Ach schade, das war nicht wirklich ein Buch für mich. Dabei hat es durchaus ansprechend angefangen und ist auch grundsätzlich recht schön, im Sinne von fast poetisch geschrieben - das hat mich dann aber letztlich doch eher unbefriedigt zurückgelassen, mehr dazu gleich.

Zunächst einmal dies: Das Buch ist leider ein klarer Fall von fehl geleitetem Marketing. Der Klappentext spiegelt die hauptsächliche Thematik eher unzureichend wieder und führt diejenigen, die an dem dort im Mittelpunkt stehenden Thema interessiert sind, in eine frustrierende Irre. Für mich fließt das nicht direkt in meine Bewertung ein, da ich keine besondere Erwartung hatte, Klappentext hin oder her - zumal die Autorin nichts dafür kann. Dennoch hat es meine mit jeder Seite wachsende Verwirrung nicht wirklich reduziert.

Beherrschendes Thema ist der Umgang und das Leben mit Schuld. Im Mittelpunkt stehen Alma, ihre Lebensgeschichte (vom Kindesalter bis zur Mutterschaft) und Beziehungen. Wir erfahren einiges über ihre Kindheit, etwas über ihre Eltern, am meisten aber über ihre Großeltern. Abwechselnd werden Opa und Oma, deren persönliche Schicksale und die wechselnde bzw. wachsende Beziehung zu Alma beleuchtet.

Der Opa, der als junger Mann im Zweiten Weltkrieg kämpfte, dabei viel Schuld auf sich lud, in Kriegsgefangenschaft geriet und als Mann heimkehrte, dessen "Nachher" von eben jenen Faktoren und Erlebnissen geprägt wurde. Die Oma als seine Konstante, die die "Vorher"-Version ihres Mannes nie kennengelernt hat. Valerie Fritsch beschreibt die Gräuel des Krieges und ihre (Spät)folgen. Dieser Teil - gerade die Kontraste der kleinen Alma, die aus dem schweigsamen Opa nicht schlau wird, mit der großen Alma, die sich den Großeltern mit Wissen und Verständnis neu annähert, hat mir gefallen. Geschickt spielt Valerie Fritsch mit Selbst- und Fremdbild und wie sich diese durch Erfahrungen ändern - garniert mit wirklich tollen Sätzen wir zum Beispiel: "Wie alle wollten sie [die Eltern] anders sein als die eigenen Eltern, aber später Kinder haben, die waren wie sie.". So gut, so wahr.

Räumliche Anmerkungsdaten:

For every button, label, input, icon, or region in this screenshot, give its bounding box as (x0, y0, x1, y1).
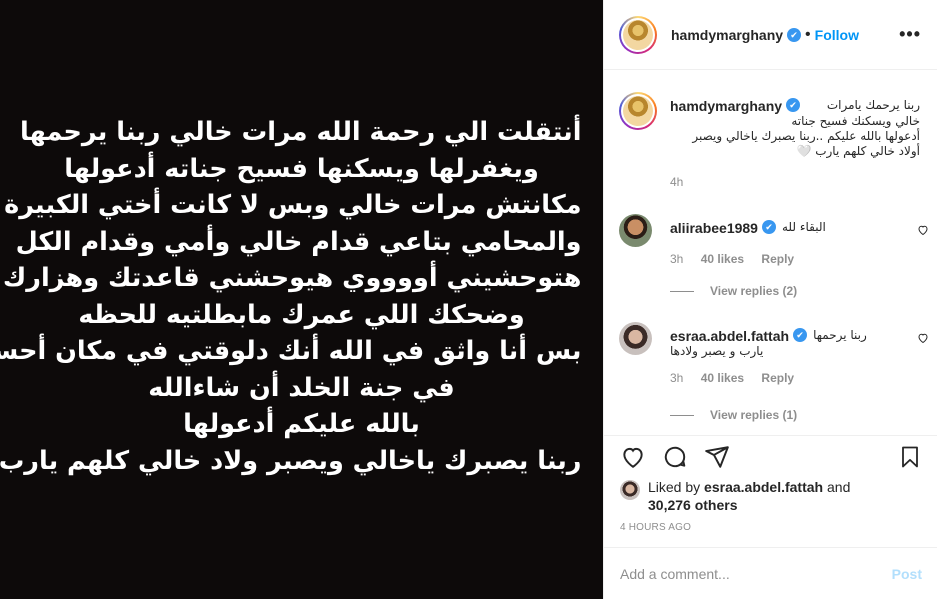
comment-time[interactable]: 3h (670, 371, 683, 385)
caption-author-avatar[interactable] (619, 92, 657, 130)
likes-prefix: Liked by (648, 479, 705, 495)
post-image-text: أنتقلت الي رحمة الله مرات خالي ربنا يرحم… (0, 114, 582, 479)
likes-middle: and (823, 479, 851, 495)
view-replies-button[interactable]: View replies (1) (670, 408, 797, 422)
image-text-line: والمحامي بتاعي قدام خالي وأمي وقدام الكل (15, 226, 582, 257)
like-heart-icon[interactable] (620, 444, 646, 470)
commenter-username[interactable]: esraa.abdel.fattah (670, 328, 789, 344)
verified-badge-icon: ✔ (793, 328, 808, 342)
share-icon[interactable] (704, 444, 730, 470)
comments-section[interactable]: hamdymarghany ✔ ربنا يرحمك يامرات خالي و… (604, 71, 937, 435)
commenter-avatar[interactable] (619, 322, 652, 355)
image-text-line: في جنة الخلد أن شاءالله (148, 372, 455, 403)
post-header: hamdymarghany ✔ • Follow ••• (604, 0, 937, 70)
reply-button[interactable]: Reply (761, 371, 794, 385)
comment-text: البقاء لله (781, 220, 826, 234)
image-text-line: أنتقلت الي رحمة الله مرات خالي ربنا يرحم… (20, 117, 582, 147)
likes-others-link[interactable]: 30,276 others (648, 497, 738, 513)
view-replies-label: View replies (2) (710, 284, 798, 298)
view-replies-label: View replies (1) (710, 408, 798, 422)
add-comment-input[interactable] (620, 565, 892, 582)
comment-text: ربنا يرحمها (813, 328, 867, 342)
caption-text-line: أدعولها بالله عليكم ..ربنا يصبرك ياخالي … (692, 129, 920, 143)
comment-text: يارب و يصبر ولادها (670, 344, 764, 358)
reply-button[interactable]: Reply (761, 252, 794, 266)
post-side-panel: hamdymarghany ✔ • Follow ••• hamdymargha… (603, 0, 937, 599)
liker-avatar[interactable] (620, 480, 640, 500)
comment-likes[interactable]: 40 likes (701, 252, 744, 266)
caption-time[interactable]: 4h (670, 175, 683, 189)
image-text-line: مكانتش مرات خالي وبس لا كانت أختي الكبير… (4, 190, 582, 220)
image-text-line: هتوحشيني أووووي هيوحشني قاعدتك وهزارك (2, 263, 582, 293)
caption-username[interactable]: hamdymarghany (670, 98, 782, 114)
verified-badge-icon: ✔ (761, 220, 776, 234)
image-text-line: بس أنا واثق في الله أنك دلوقتي في مكان أ… (0, 336, 582, 366)
commenter-avatar[interactable] (619, 214, 652, 247)
view-replies-button[interactable]: View replies (2) (670, 284, 797, 298)
comment-like-heart-icon[interactable] (917, 332, 929, 347)
commenter-username[interactable]: aliirabee1989 (670, 220, 758, 236)
image-text-line: بالله عليكم أدعولها (183, 409, 420, 439)
verified-badge-icon: ✔ (786, 98, 801, 112)
image-text-line: وضحكك اللي عمرك مابطلتيه للحظه (78, 299, 525, 330)
caption-text-line: أولاد خالي كلهم يارب 🤍 (796, 144, 920, 158)
post-image[interactable]: أنتقلت الي رحمة الله مرات خالي ربنا يرحم… (0, 0, 603, 599)
likes-summary: Liked by esraa.abdel.fattah and 30,276 o… (620, 478, 920, 514)
comment-time[interactable]: 3h (670, 252, 683, 266)
comment-like-heart-icon[interactable] (917, 224, 929, 239)
more-options-icon[interactable]: ••• (899, 24, 921, 45)
bookmark-icon[interactable] (898, 444, 922, 470)
action-bar (604, 435, 937, 477)
comment-likes[interactable]: 40 likes (701, 371, 744, 385)
add-comment-bar: Post (604, 547, 937, 599)
separator-dot: • (805, 25, 811, 43)
follow-button[interactable]: Follow (815, 27, 859, 43)
caption-text-line: ربنا يرحمك يامرات (826, 98, 920, 112)
comment-icon[interactable] (662, 444, 688, 470)
post-timestamp[interactable]: 4 HOURS AGO (620, 522, 691, 533)
verified-badge-icon: ✔ (787, 27, 802, 42)
author-avatar[interactable] (619, 15, 657, 54)
author-username[interactable]: hamdymarghany (671, 27, 783, 43)
liker-username[interactable]: esraa.abdel.fattah (704, 479, 823, 495)
image-text-line: ويغفرلها ويسكنها فسيح جناته أدعولها (64, 153, 539, 184)
caption-text-line: خالي ويسكنك فسيح جناته (791, 114, 920, 128)
image-text-line: ربنا يصبرك ياخالي ويصبر ولاد خالي كلهم ي… (0, 445, 582, 476)
post-comment-button[interactable]: Post (892, 566, 922, 582)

Aufgabe: Führe die Buchbesprechung über Alma und ihre Großeltern nach ihrem letzten Satz weiter.

Die Antwort:
Spätestens, als die Erzählung mehr in die Gegenwart schwenkte und die stets von der Vergangenheit der Geschichte geprägten Großelterngefilde verlässt, fing irgendetwas an, mich zu stören. Alma lernt ihren späteren Mann kennen, sie bekommen einen Sohn (jenen schmerzunempfindlichen Emil)... und dann fiel es mir auf: Hier passte die Erzählung für mich nicht (mehr). Das gesamte Buch kommt komplett ohne Dialoge aus, es findet sich keine einzige direkte und auch kaum indirekte Rede. Alles wird beschrieben, bis ins kleinste Detail, doch mir fehlte die direkte Interaktion, die Kommunikation zwischen den Figuren. Die "neuen" Verbindungen blieben für mich kalt, blass, unnahbar. Was bei den wie Rückblenden wirkenden Passagen gut funktioniert hatte, ja, mir dort nicht mal auffiel, störe mich umso mehr im späteren Teil.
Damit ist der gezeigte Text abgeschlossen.